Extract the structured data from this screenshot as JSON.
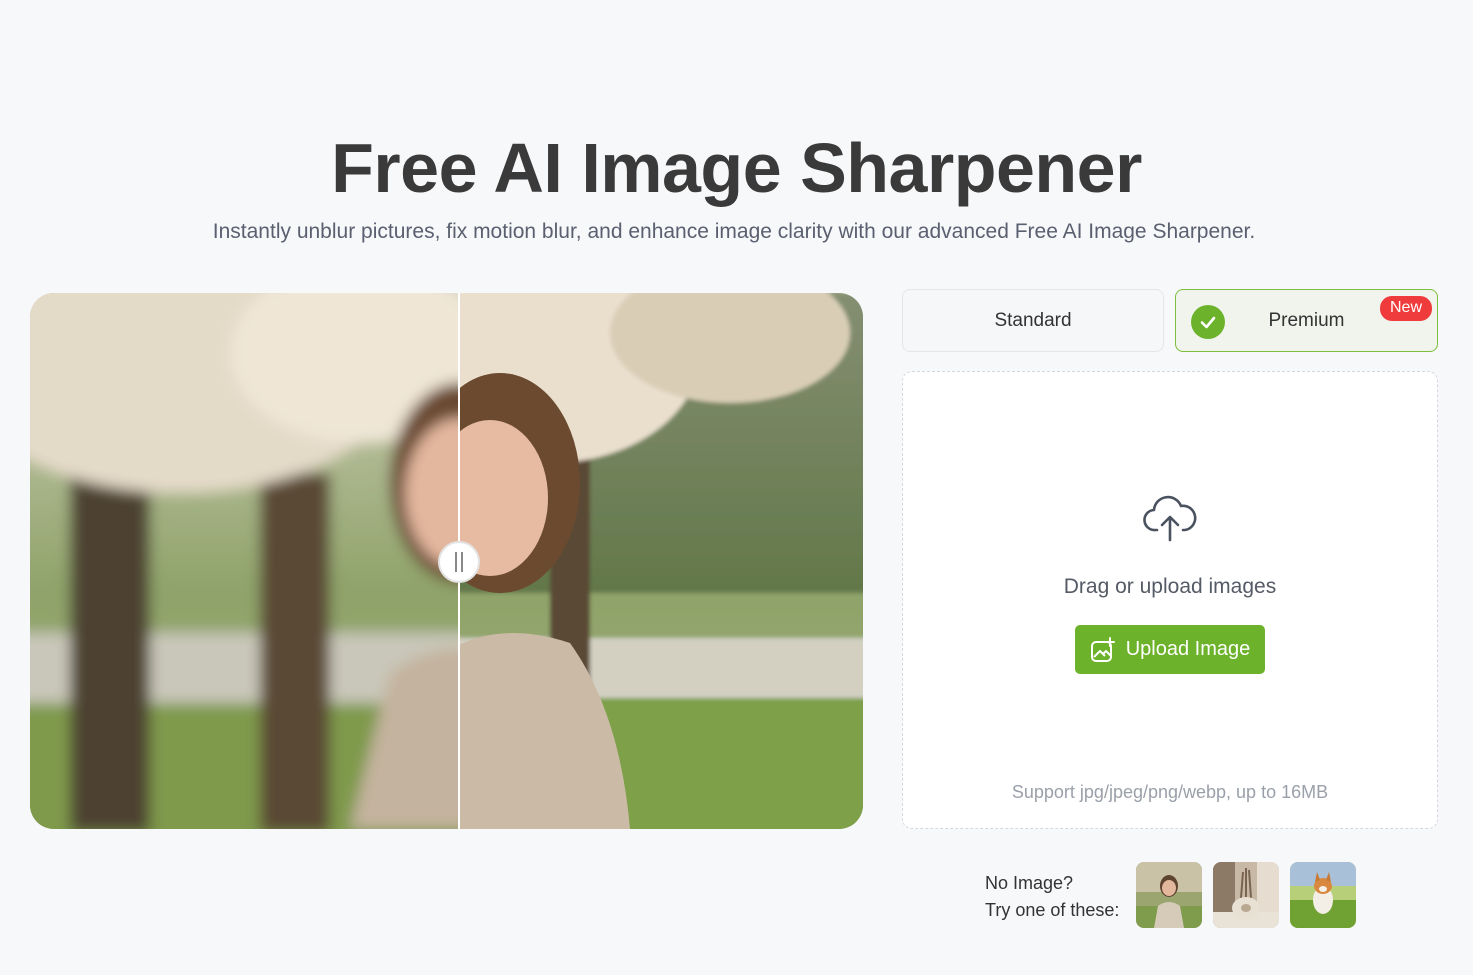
{
  "hero": {
    "title": "Free AI Image Sharpener",
    "subtitle": "Instantly unblur pictures, fix motion blur, and enhance image clarity with our advanced Free AI Image Sharpener."
  },
  "compare": {
    "slider_position_fraction": 0.515
  },
  "modes": {
    "standard_label": "Standard",
    "premium_label": "Premium",
    "new_badge": "New",
    "selected": "Premium"
  },
  "upload": {
    "drag_text": "Drag or upload images",
    "button_label": "Upload Image",
    "support_text": "Support jpg/jpeg/png/webp, up to 16MB"
  },
  "samples": {
    "line1": "No Image?",
    "line2": "Try one of these:",
    "items": [
      "woman-portrait",
      "ceramic-vase",
      "corgi-dog"
    ]
  },
  "colors": {
    "accent_green": "#6cb22a",
    "badge_red": "#ef3b3b",
    "background": "#f7f8fa"
  }
}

==============================

**WHAT YOU SHOULD DO:** Strip the images and reproduce the remaining records precisely.

**SOLUTION TO THE EXERCISE:**
Extract the structured data from this screenshot as JSON.
{
  "hero": {
    "title": "Free AI Image Sharpener",
    "subtitle": "Instantly unblur pictures, fix motion blur, and enhance image clarity with our advanced Free AI Image Sharpener."
  },
  "compare": {
    "slider_position_fraction": 0.515
  },
  "modes": {
    "standard_label": "Standard",
    "premium_label": "Premium",
    "new_badge": "New",
    "selected": "Premium"
  },
  "upload": {
    "drag_text": "Drag or upload images",
    "button_label": "Upload Image",
    "support_text": "Support jpg/jpeg/png/webp, up to 16MB"
  },
  "samples": {
    "line1": "No Image?",
    "line2": "Try one of these:",
    "items": [
      "woman-portrait",
      "ceramic-vase",
      "corgi-dog"
    ]
  },
  "colors": {
    "accent_green": "#6cb22a",
    "badge_red": "#ef3b3b",
    "background": "#f7f8fa"
  }
}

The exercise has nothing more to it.